### EXCERPTED TEXT ###

The Canadian Securities Administrators (CSA) and the Canadian Investment Regulatory Organization (CIRO), which comprise the Joint Regulators Committee (JRC) that oversees OBSI, published their latest annual report, detailing ongoing complaint trends and other developments at the industry dispute resolution service.

According to the report, the regulators “observed a rise in complaints regarding restricted dealers pertaining to crypto assets,” in 2022.

The vast majority of these cases (85%) involved allegations of fraud, with investors being tricked into granting access to their accounts only to see their crypto assets stolen.

“To date, OBSI has observed that despite warnings and fraud reduction steps taken by firms, such instances of fraud continue to be common,” the report said.

Additionally, the report noted OBSI saw an uptick in complaints involving mutual funds and suitability concerns in the fourth quarter of 2022, which appear to be driven primarily by market conditions.

“For example, CIRO has noted an increase in complaints relating to certain fixed income mutual funds, some of which have recently experienced losses due to the current interest rate environment,” it said.

At the same time, the regulators reported that the volume of complaints involving discount brokers — which surged in 2020 and 2021 when retail investors ramped up their use of these services —  declined significantly this past year.

The report also reiterated the regulators’ long-standing concerns with low-ball settlement offers.

While there were no firms that refused OBSI compensation recommendations outright in 2022, the report indicated that, since 2018, approximately 5% of its cases settled for amounts below OBSI’s recommendation, representing $1.6 million in foregone compensation to harmed investors.

“Low settlements continue to be an area of concern for the JRC,” it said, noting that 24 firms made low-ball offers over the past five years, and that 10 of those firms did this more than once (although, after regulators intervened, two firms made additional payments to investors to bring their payouts up to meet OBSI’s recommendations).

The report also said most of the low-ball cases (57%) involve amounts over $50,000, and that these cases typically settle for about 60% of the amount recommended by OBSI.

“Where OBSI made a recommendation for compensation above $50,000, the complainant received an average of $59,373 less than what OBSI recommended,” it said.

For complaints below the $50,000 mark, investors received an average of $8,373 less than what OBSI recommended.

“Settlement refusals and low settlements erode confidence in the fairness and effectiveness of the dispute resolution process for investors,” the report said.

“The JRC continues to monitor low settlements and supports the ongoing work of the CSA to provide OBSI with the authority to make binding awards.”

Just over a year ago, the CSA said it was working on an approach to providing OBSI with binding authority, and that its proposed policy would be published within the coming year. That proposal has yet to be released.

### PROVIDED DATA ###

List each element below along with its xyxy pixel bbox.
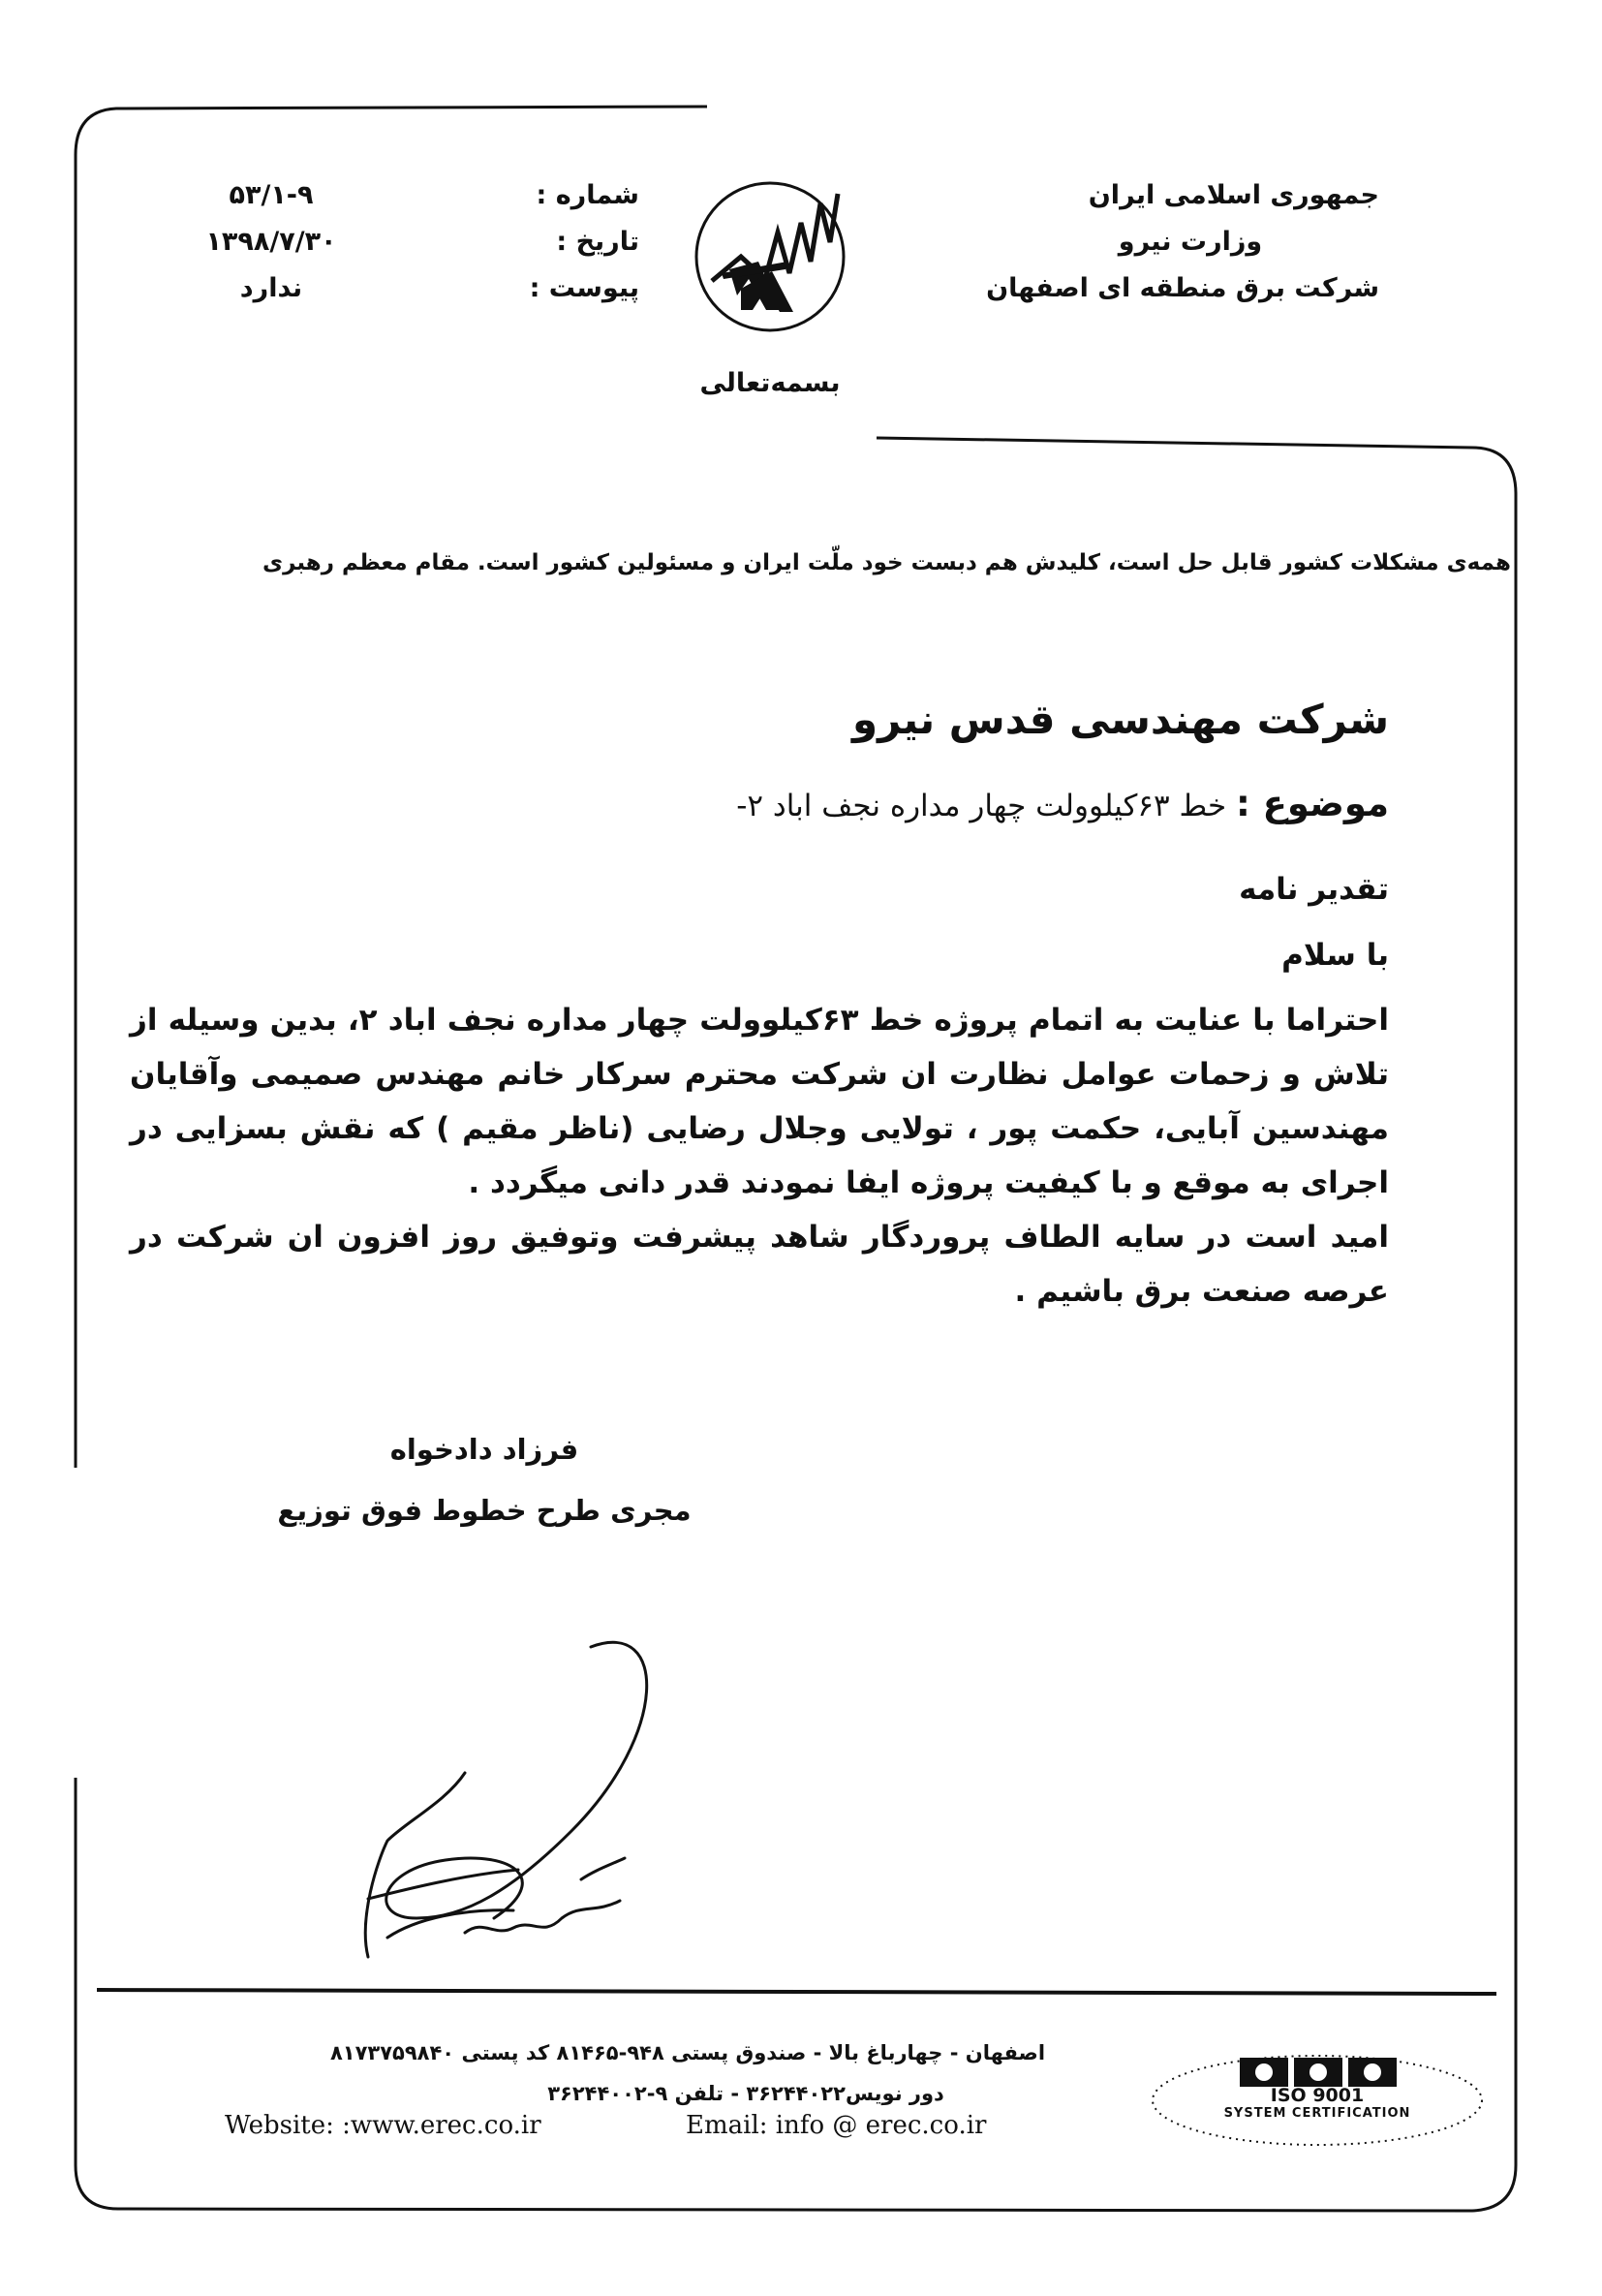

###

WORK TO BE COMPLETED:
Please state what share of the crypto asset complaints involving restricted dealers included allegations of fraud, according to the article on OBSI complaint trends. The data is separate material, unrelated to the article on OBSI complaint trends.

SOLUTION:
85% of those cases involved allegations of fraud.